Return all lines with the word "Setup" in them.

-- DATASET --
================================

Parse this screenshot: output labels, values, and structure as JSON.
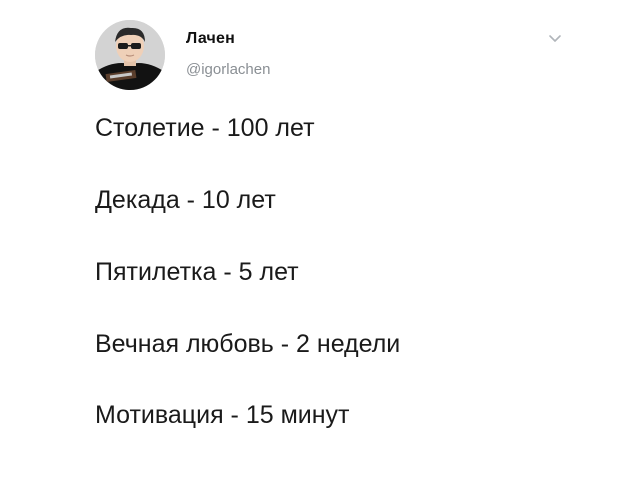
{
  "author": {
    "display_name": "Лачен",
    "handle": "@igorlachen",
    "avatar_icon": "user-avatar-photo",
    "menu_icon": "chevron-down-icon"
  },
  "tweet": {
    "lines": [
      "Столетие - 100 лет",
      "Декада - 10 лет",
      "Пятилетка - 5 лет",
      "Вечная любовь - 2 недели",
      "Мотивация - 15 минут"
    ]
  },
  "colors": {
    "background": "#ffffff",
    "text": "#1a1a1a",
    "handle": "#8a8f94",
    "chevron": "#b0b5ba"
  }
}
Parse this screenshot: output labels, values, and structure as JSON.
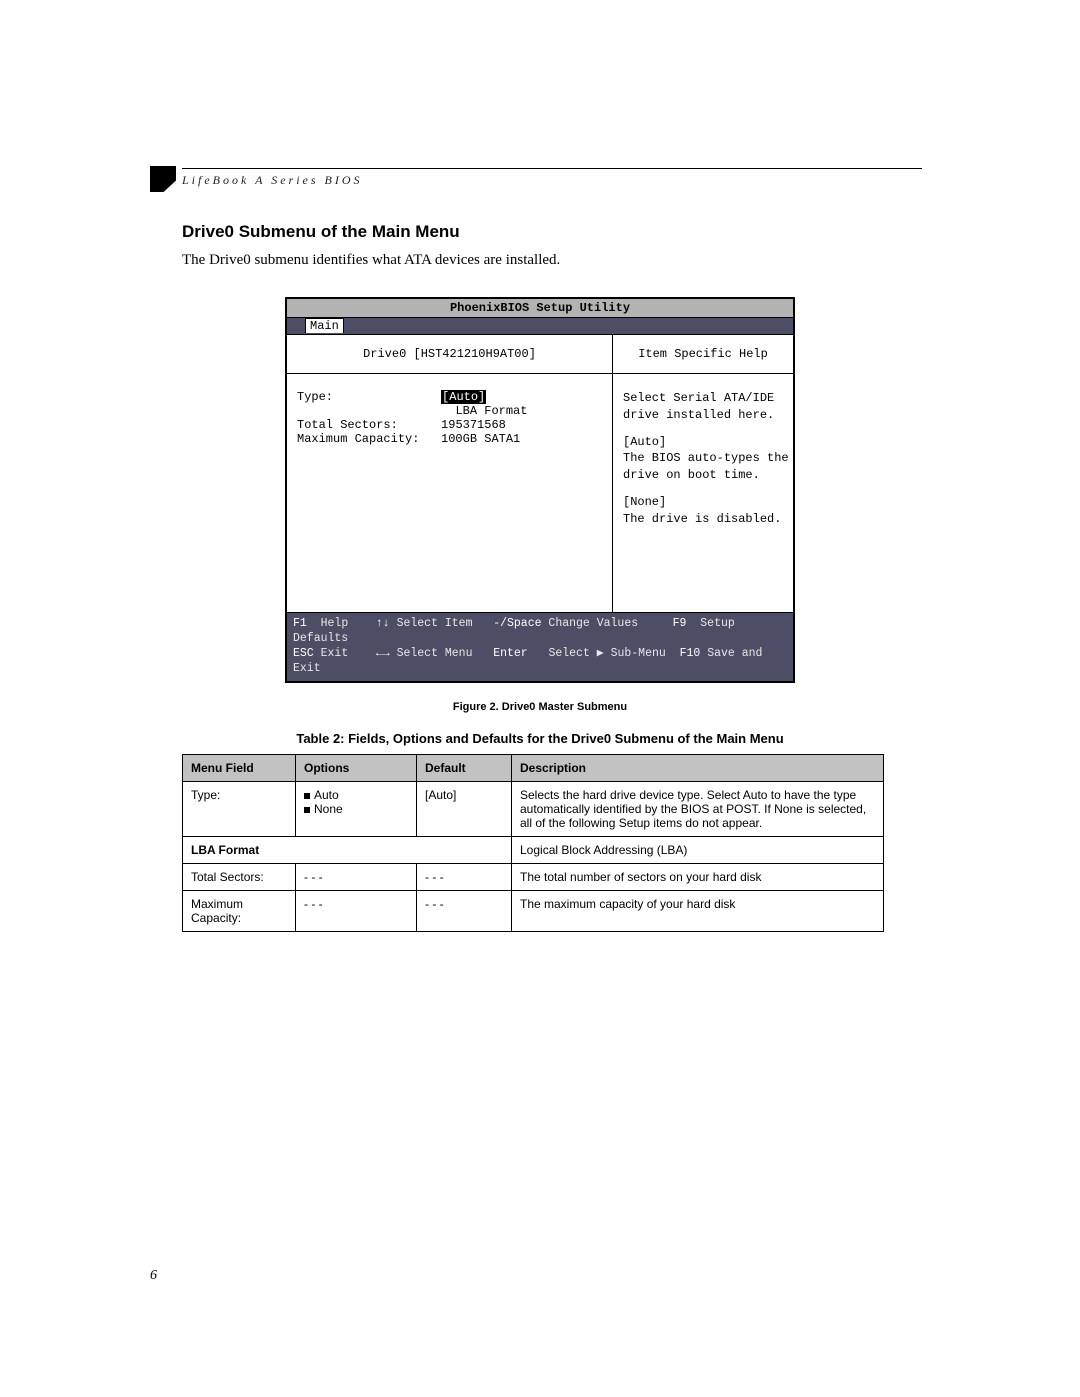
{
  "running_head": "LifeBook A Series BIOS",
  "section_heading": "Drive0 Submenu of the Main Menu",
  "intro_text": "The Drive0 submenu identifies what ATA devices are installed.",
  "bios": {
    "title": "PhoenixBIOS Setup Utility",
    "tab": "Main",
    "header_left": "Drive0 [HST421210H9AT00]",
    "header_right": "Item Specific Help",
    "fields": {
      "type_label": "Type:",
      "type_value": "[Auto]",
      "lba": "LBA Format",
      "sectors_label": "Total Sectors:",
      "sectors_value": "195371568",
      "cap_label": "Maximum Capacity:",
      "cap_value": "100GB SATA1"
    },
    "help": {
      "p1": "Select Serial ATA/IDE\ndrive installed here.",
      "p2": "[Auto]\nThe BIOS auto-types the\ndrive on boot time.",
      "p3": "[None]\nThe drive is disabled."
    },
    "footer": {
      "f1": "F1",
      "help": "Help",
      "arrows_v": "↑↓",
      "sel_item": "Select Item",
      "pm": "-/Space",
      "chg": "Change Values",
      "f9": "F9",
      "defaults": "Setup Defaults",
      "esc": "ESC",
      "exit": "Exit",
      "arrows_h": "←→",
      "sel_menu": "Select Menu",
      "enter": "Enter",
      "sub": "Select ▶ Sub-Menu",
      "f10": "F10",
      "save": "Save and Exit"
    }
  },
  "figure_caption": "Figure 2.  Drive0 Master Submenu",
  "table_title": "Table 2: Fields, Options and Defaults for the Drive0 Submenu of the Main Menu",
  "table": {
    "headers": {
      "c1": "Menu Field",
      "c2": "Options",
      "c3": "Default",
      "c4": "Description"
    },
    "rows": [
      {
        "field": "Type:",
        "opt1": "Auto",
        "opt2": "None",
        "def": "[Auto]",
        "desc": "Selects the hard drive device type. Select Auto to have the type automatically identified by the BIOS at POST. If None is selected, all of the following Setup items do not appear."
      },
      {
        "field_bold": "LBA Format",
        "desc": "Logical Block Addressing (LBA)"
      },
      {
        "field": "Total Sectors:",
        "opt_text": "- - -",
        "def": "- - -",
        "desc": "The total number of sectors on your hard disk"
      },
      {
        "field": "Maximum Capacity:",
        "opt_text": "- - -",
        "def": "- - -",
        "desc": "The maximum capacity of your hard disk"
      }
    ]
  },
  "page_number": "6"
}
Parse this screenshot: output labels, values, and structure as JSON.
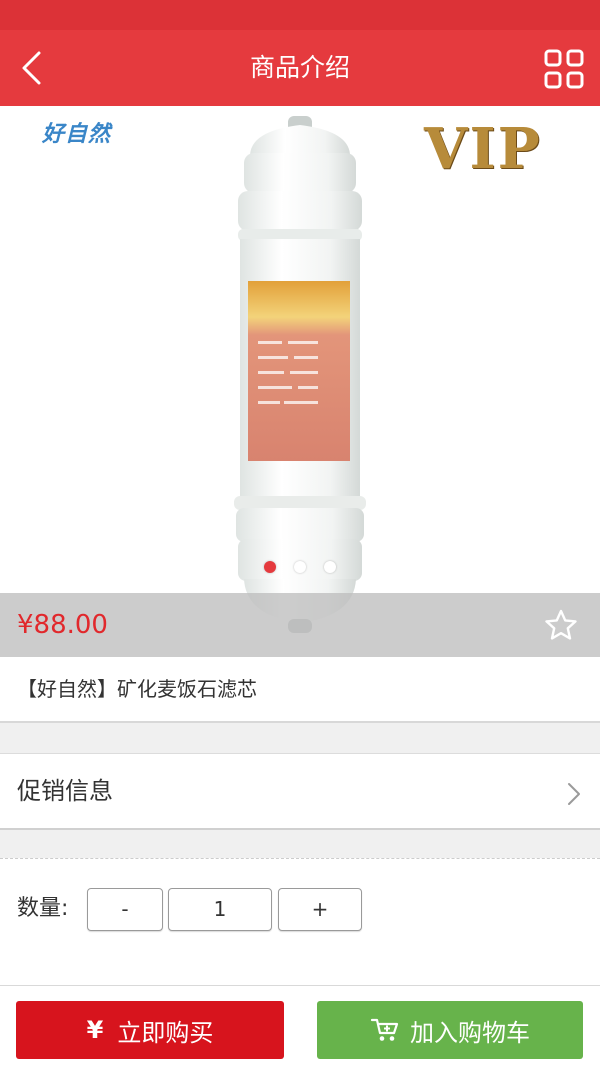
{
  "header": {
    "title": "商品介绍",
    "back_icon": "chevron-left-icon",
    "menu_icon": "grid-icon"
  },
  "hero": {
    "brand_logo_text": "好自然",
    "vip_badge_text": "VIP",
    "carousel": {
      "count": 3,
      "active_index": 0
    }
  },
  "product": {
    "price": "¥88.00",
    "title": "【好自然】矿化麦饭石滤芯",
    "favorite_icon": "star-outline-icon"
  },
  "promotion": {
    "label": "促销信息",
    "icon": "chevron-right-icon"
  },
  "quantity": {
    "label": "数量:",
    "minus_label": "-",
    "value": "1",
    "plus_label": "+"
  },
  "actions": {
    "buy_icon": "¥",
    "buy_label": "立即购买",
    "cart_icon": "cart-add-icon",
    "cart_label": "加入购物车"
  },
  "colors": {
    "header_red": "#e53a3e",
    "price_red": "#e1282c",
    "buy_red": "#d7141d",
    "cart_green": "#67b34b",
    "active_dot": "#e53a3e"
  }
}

================================

-- ANSWER FOR THIS EXERCISE --
    "title": "PhoenixBIOS Setup Utility",
      "defaults": "Setup Defaults",
        "desc": "Selects the hard drive device type. Select Auto to have the type automatically identified by the BIOS at POST. If None is selected, all of the following Setup items do not appear."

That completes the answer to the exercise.